PROVIDED RECORDS =>
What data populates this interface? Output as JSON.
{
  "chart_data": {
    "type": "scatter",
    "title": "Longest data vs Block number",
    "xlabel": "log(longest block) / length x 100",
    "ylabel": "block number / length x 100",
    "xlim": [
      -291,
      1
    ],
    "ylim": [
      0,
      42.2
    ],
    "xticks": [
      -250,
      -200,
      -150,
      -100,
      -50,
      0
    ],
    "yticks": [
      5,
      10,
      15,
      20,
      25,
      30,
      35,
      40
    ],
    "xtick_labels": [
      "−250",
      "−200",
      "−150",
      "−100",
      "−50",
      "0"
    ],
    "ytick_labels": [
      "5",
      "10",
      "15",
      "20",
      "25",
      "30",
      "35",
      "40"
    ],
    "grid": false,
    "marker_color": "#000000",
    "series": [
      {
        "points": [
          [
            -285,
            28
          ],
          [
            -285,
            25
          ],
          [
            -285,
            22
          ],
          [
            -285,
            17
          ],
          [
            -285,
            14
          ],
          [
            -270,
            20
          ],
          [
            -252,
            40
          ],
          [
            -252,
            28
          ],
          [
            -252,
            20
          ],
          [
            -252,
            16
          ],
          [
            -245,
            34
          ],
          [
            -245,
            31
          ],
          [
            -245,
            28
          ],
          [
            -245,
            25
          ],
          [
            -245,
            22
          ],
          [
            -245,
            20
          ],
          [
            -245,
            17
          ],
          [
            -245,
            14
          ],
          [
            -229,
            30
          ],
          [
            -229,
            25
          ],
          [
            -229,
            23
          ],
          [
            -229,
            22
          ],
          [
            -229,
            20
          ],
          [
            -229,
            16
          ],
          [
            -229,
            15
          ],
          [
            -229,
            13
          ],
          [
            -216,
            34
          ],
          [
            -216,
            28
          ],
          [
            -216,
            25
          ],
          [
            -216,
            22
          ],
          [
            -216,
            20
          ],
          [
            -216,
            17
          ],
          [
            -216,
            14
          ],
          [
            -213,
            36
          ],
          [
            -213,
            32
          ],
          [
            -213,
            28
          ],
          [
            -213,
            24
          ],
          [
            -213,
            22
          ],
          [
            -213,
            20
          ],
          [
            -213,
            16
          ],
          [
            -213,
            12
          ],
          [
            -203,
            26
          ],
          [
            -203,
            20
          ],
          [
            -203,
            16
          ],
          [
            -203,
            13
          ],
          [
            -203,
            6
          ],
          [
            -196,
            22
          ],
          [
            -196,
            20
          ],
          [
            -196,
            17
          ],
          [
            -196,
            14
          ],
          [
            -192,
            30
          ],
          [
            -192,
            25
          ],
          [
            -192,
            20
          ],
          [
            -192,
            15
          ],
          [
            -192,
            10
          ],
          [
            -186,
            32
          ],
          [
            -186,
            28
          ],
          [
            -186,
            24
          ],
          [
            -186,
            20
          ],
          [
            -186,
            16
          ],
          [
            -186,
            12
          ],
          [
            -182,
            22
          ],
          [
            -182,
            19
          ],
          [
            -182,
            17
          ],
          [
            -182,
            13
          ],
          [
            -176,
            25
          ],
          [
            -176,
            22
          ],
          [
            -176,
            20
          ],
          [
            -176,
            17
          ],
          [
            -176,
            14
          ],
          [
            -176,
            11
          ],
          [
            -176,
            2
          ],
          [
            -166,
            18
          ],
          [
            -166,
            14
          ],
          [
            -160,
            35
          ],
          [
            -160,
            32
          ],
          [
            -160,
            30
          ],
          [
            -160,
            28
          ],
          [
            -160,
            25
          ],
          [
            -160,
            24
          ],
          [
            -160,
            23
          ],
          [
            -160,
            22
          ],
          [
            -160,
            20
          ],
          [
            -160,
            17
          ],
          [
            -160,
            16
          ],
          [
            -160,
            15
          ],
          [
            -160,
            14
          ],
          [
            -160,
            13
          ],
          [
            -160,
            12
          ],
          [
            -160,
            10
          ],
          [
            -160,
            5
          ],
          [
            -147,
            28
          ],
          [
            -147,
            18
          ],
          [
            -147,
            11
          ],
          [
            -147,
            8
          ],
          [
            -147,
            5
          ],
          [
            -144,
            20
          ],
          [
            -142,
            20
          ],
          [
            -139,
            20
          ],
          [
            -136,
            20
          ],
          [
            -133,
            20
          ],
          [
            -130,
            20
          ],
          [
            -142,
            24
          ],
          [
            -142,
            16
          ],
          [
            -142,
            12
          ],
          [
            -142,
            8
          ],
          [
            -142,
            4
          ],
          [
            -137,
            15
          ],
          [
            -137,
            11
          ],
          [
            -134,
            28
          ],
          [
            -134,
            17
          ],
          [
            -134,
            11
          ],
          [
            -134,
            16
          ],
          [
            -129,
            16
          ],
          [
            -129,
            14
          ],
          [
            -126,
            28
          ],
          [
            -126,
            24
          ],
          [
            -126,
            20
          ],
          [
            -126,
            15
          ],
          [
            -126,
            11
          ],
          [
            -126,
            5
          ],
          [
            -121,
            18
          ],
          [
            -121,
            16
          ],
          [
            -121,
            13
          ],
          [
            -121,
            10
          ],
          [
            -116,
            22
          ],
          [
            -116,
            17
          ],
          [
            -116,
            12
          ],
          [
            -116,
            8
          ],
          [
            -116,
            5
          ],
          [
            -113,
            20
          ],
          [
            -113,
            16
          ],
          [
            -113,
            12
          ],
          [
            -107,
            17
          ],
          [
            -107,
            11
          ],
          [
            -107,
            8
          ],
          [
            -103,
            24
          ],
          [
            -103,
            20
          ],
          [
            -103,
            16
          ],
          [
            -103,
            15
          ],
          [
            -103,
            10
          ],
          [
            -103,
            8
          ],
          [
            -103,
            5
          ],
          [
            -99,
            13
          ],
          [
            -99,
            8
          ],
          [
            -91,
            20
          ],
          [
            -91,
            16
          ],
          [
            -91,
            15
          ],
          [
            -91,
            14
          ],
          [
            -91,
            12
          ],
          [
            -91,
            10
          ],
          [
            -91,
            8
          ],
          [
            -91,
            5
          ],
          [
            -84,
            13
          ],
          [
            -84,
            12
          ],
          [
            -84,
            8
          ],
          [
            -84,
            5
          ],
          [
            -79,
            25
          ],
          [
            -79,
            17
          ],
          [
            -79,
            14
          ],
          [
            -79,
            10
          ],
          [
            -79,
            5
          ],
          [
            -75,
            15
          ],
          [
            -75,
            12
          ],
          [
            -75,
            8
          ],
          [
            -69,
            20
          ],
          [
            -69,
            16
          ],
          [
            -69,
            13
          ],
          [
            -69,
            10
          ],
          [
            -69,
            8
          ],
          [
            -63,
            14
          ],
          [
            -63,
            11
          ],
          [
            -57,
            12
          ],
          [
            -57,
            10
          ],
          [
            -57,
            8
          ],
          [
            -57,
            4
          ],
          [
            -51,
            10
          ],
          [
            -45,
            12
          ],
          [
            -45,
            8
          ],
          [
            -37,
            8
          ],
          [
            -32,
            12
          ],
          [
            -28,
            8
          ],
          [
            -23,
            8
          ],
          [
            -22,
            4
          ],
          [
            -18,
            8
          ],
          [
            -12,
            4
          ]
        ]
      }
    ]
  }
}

PROBLEM DETAILS => Take the lines above and print them exactly.

ANSWER TO THIS EXERCISE =>
What data populates this interface? Output as JSON.
{
  "chart_data": {
    "type": "scatter",
    "title": "Longest data vs Block number",
    "xlabel": "log(longest block) / length x 100",
    "ylabel": "block number / length x 100",
    "xlim": [
      -291,
      1
    ],
    "ylim": [
      0,
      42.2
    ],
    "xticks": [
      -250,
      -200,
      -150,
      -100,
      -50,
      0
    ],
    "yticks": [
      5,
      10,
      15,
      20,
      25,
      30,
      35,
      40
    ],
    "xtick_labels": [
      "−250",
      "−200",
      "−150",
      "−100",
      "−50",
      "0"
    ],
    "ytick_labels": [
      "5",
      "10",
      "15",
      "20",
      "25",
      "30",
      "35",
      "40"
    ],
    "grid": false,
    "marker_color": "#000000",
    "series": [
      {
        "points": [
          [
            -285,
            28
          ],
          [
            -285,
            25
          ],
          [
            -285,
            22
          ],
          [
            -285,
            17
          ],
          [
            -285,
            14
          ],
          [
            -270,
            20
          ],
          [
            -252,
            40
          ],
          [
            -252,
            28
          ],
          [
            -252,
            20
          ],
          [
            -252,
            16
          ],
          [
            -245,
            34
          ],
          [
            -245,
            31
          ],
          [
            -245,
            28
          ],
          [
            -245,
            25
          ],
          [
            -245,
            22
          ],
          [
            -245,
            20
          ],
          [
            -245,
            17
          ],
          [
            -245,
            14
          ],
          [
            -229,
            30
          ],
          [
            -229,
            25
          ],
          [
            -229,
            23
          ],
          [
            -229,
            22
          ],
          [
            -229,
            20
          ],
          [
            -229,
            16
          ],
          [
            -229,
            15
          ],
          [
            -229,
            13
          ],
          [
            -216,
            34
          ],
          [
            -216,
            28
          ],
          [
            -216,
            25
          ],
          [
            -216,
            22
          ],
          [
            -216,
            20
          ],
          [
            -216,
            17
          ],
          [
            -216,
            14
          ],
          [
            -213,
            36
          ],
          [
            -213,
            32
          ],
          [
            -213,
            28
          ],
          [
            -213,
            24
          ],
          [
            -213,
            22
          ],
          [
            -213,
            20
          ],
          [
            -213,
            16
          ],
          [
            -213,
            12
          ],
          [
            -203,
            26
          ],
          [
            -203,
            20
          ],
          [
            -203,
            16
          ],
          [
            -203,
            13
          ],
          [
            -203,
            6
          ],
          [
            -196,
            22
          ],
          [
            -196,
            20
          ],
          [
            -196,
            17
          ],
          [
            -196,
            14
          ],
          [
            -192,
            30
          ],
          [
            -192,
            25
          ],
          [
            -192,
            20
          ],
          [
            -192,
            15
          ],
          [
            -192,
            10
          ],
          [
            -186,
            32
          ],
          [
            -186,
            28
          ],
          [
            -186,
            24
          ],
          [
            -186,
            20
          ],
          [
            -186,
            16
          ],
          [
            -186,
            12
          ],
          [
            -182,
            22
          ],
          [
            -182,
            19
          ],
          [
            -182,
            17
          ],
          [
            -182,
            13
          ],
          [
            -176,
            25
          ],
          [
            -176,
            22
          ],
          [
            -176,
            20
          ],
          [
            -176,
            17
          ],
          [
            -176,
            14
          ],
          [
            -176,
            11
          ],
          [
            -176,
            2
          ],
          [
            -166,
            18
          ],
          [
            -166,
            14
          ],
          [
            -160,
            35
          ],
          [
            -160,
            32
          ],
          [
            -160,
            30
          ],
          [
            -160,
            28
          ],
          [
            -160,
            25
          ],
          [
            -160,
            24
          ],
          [
            -160,
            23
          ],
          [
            -160,
            22
          ],
          [
            -160,
            20
          ],
          [
            -160,
            17
          ],
          [
            -160,
            16
          ],
          [
            -160,
            15
          ],
          [
            -160,
            14
          ],
          [
            -160,
            13
          ],
          [
            -160,
            12
          ],
          [
            -160,
            10
          ],
          [
            -160,
            5
          ],
          [
            -147,
            28
          ],
          [
            -147,
            18
          ],
          [
            -147,
            11
          ],
          [
            -147,
            8
          ],
          [
            -147,
            5
          ],
          [
            -144,
            20
          ],
          [
            -142,
            20
          ],
          [
            -139,
            20
          ],
          [
            -136,
            20
          ],
          [
            -133,
            20
          ],
          [
            -130,
            20
          ],
          [
            -142,
            24
          ],
          [
            -142,
            16
          ],
          [
            -142,
            12
          ],
          [
            -142,
            8
          ],
          [
            -142,
            4
          ],
          [
            -137,
            15
          ],
          [
            -137,
            11
          ],
          [
            -134,
            28
          ],
          [
            -134,
            17
          ],
          [
            -134,
            11
          ],
          [
            -134,
            16
          ],
          [
            -129,
            16
          ],
          [
            -129,
            14
          ],
          [
            -126,
            28
          ],
          [
            -126,
            24
          ],
          [
            -126,
            20
          ],
          [
            -126,
            15
          ],
          [
            -126,
            11
          ],
          [
            -126,
            5
          ],
          [
            -121,
            18
          ],
          [
            -121,
            16
          ],
          [
            -121,
            13
          ],
          [
            -121,
            10
          ],
          [
            -116,
            22
          ],
          [
            -116,
            17
          ],
          [
            -116,
            12
          ],
          [
            -116,
            8
          ],
          [
            -116,
            5
          ],
          [
            -113,
            20
          ],
          [
            -113,
            16
          ],
          [
            -113,
            12
          ],
          [
            -107,
            17
          ],
          [
            -107,
            11
          ],
          [
            -107,
            8
          ],
          [
            -103,
            24
          ],
          [
            -103,
            20
          ],
          [
            -103,
            16
          ],
          [
            -103,
            15
          ],
          [
            -103,
            10
          ],
          [
            -103,
            8
          ],
          [
            -103,
            5
          ],
          [
            -99,
            13
          ],
          [
            -99,
            8
          ],
          [
            -91,
            20
          ],
          [
            -91,
            16
          ],
          [
            -91,
            15
          ],
          [
            -91,
            14
          ],
          [
            -91,
            12
          ],
          [
            -91,
            10
          ],
          [
            -91,
            8
          ],
          [
            -91,
            5
          ],
          [
            -84,
            13
          ],
          [
            -84,
            12
          ],
          [
            -84,
            8
          ],
          [
            -84,
            5
          ],
          [
            -79,
            25
          ],
          [
            -79,
            17
          ],
          [
            -79,
            14
          ],
          [
            -79,
            10
          ],
          [
            -79,
            5
          ],
          [
            -75,
            15
          ],
          [
            -75,
            12
          ],
          [
            -75,
            8
          ],
          [
            -69,
            20
          ],
          [
            -69,
            16
          ],
          [
            -69,
            13
          ],
          [
            -69,
            10
          ],
          [
            -69,
            8
          ],
          [
            -63,
            14
          ],
          [
            -63,
            11
          ],
          [
            -57,
            12
          ],
          [
            -57,
            10
          ],
          [
            -57,
            8
          ],
          [
            -57,
            4
          ],
          [
            -51,
            10
          ],
          [
            -45,
            12
          ],
          [
            -45,
            8
          ],
          [
            -37,
            8
          ],
          [
            -32,
            12
          ],
          [
            -28,
            8
          ],
          [
            -23,
            8
          ],
          [
            -22,
            4
          ],
          [
            -18,
            8
          ],
          [
            -12,
            4
          ]
        ]
      }
    ]
  }
}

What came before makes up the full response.